— START INPUT ROWS —

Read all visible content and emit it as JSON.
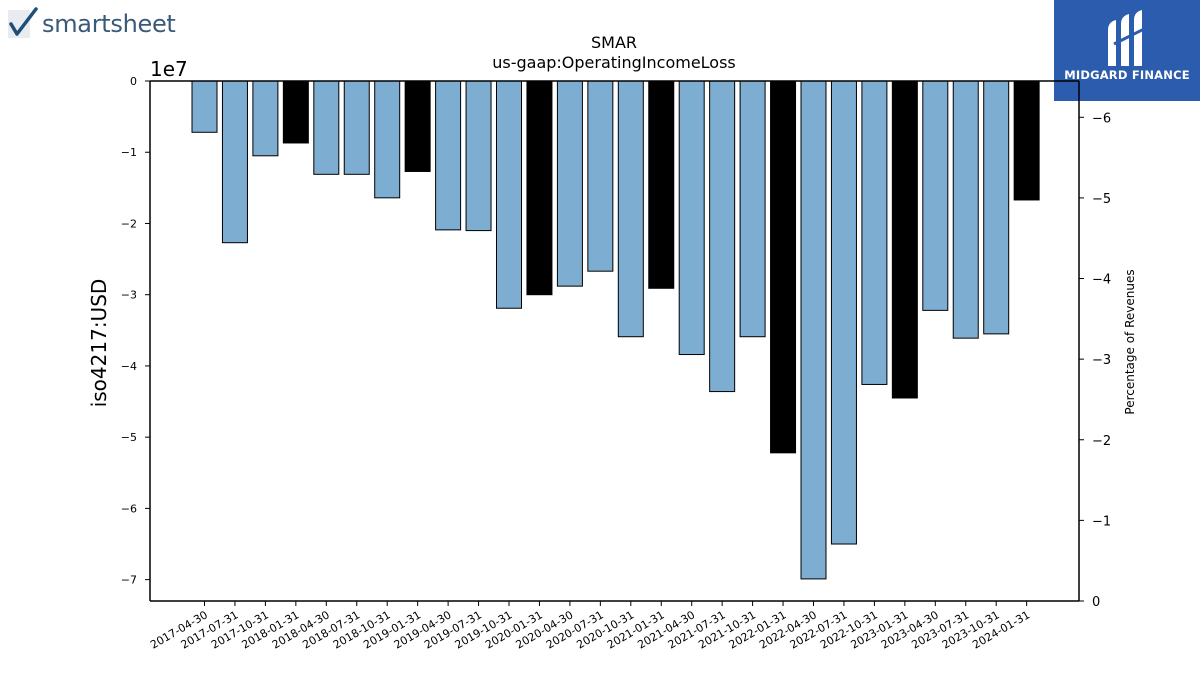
{
  "branding": {
    "left_logo_text": "smartsheet",
    "right_logo_text": "MIDGARD FINANCE",
    "left_logo_icon": "checkmark-icon",
    "right_logo_icon": "midgard-m-icon"
  },
  "chart_data": {
    "type": "bar",
    "title": "SMAR",
    "subtitle": "us-gaap:OperatingIncomeLoss",
    "ylabel": "iso4217:USD",
    "y2label": "Percentage of Revenues",
    "offset_label": "1e7",
    "ylim": [
      -7.3,
      0
    ],
    "y2lim": [
      0,
      -6.45
    ],
    "yticks": [
      0,
      -1,
      -2,
      -3,
      -4,
      -5,
      -6,
      -7
    ],
    "y2ticks": [
      0,
      -1,
      -2,
      -3,
      -4,
      -5,
      -6
    ],
    "ytick_labels": [
      "0",
      "−1",
      "−2",
      "−3",
      "−4",
      "−5",
      "−6",
      "−7"
    ],
    "y2tick_labels": [
      "0",
      "−1",
      "−2",
      "−3",
      "−4",
      "−5",
      "−6"
    ],
    "categories": [
      "2017-04-30",
      "2017-07-31",
      "2017-10-31",
      "2018-01-31",
      "2018-04-30",
      "2018-07-31",
      "2018-10-31",
      "2019-01-31",
      "2019-04-30",
      "2019-07-31",
      "2019-10-31",
      "2020-01-31",
      "2020-04-30",
      "2020-07-31",
      "2020-10-31",
      "2021-01-31",
      "2021-04-30",
      "2021-07-31",
      "2021-10-31",
      "2022-01-31",
      "2022-04-30",
      "2022-07-31",
      "2022-10-31",
      "2023-01-31",
      "2023-04-30",
      "2023-07-31",
      "2023-10-31",
      "2024-01-31"
    ],
    "values": [
      -0.72,
      -2.27,
      -1.05,
      -0.87,
      -1.31,
      -1.31,
      -1.64,
      -1.27,
      -2.09,
      -2.1,
      -3.19,
      -3.0,
      -2.88,
      -2.67,
      -3.59,
      -2.91,
      -3.84,
      -4.36,
      -3.59,
      -5.22,
      -6.99,
      -6.5,
      -4.26,
      -4.45,
      -3.22,
      -3.61,
      -3.55,
      -1.67
    ],
    "highlight": [
      false,
      false,
      false,
      true,
      false,
      false,
      false,
      true,
      false,
      false,
      false,
      true,
      false,
      false,
      false,
      true,
      false,
      false,
      false,
      true,
      false,
      false,
      false,
      true,
      false,
      false,
      false,
      true
    ],
    "colors": {
      "bar": "#7eadd2",
      "highlight": "#000000",
      "edge": "#000000"
    },
    "grid": false,
    "legend": "none"
  }
}
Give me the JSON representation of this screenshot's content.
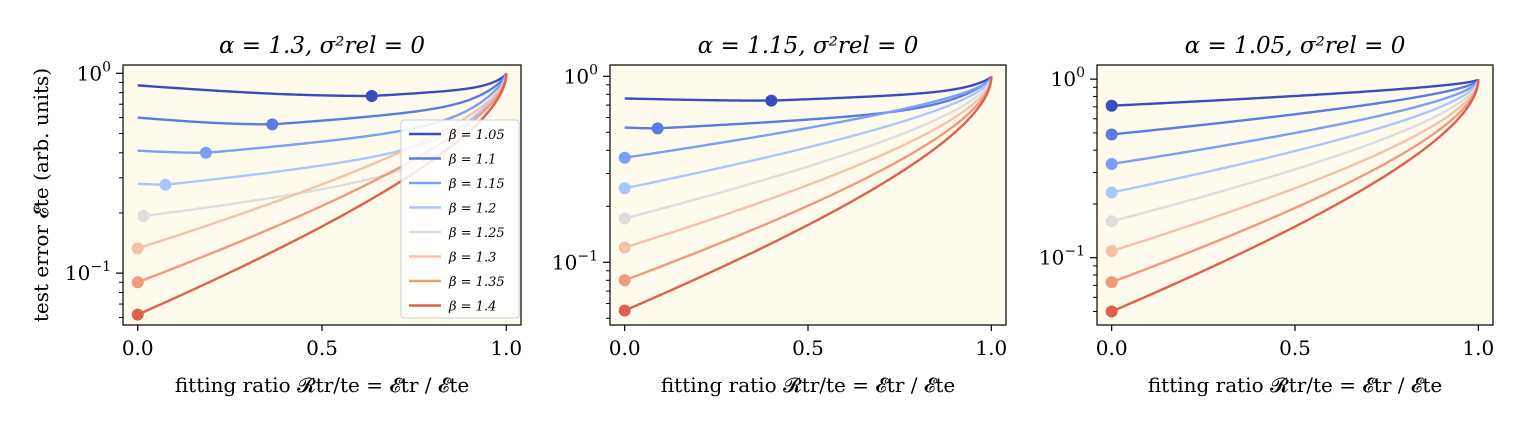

— END INPUT ROWS —

* _WHAT YOU SHOULD DO_
List all lines holding the string "JSON".

* _THE RESULT_
Read all visible content and emit it as JSON.
Give me the JSON representation of this screenshot's content.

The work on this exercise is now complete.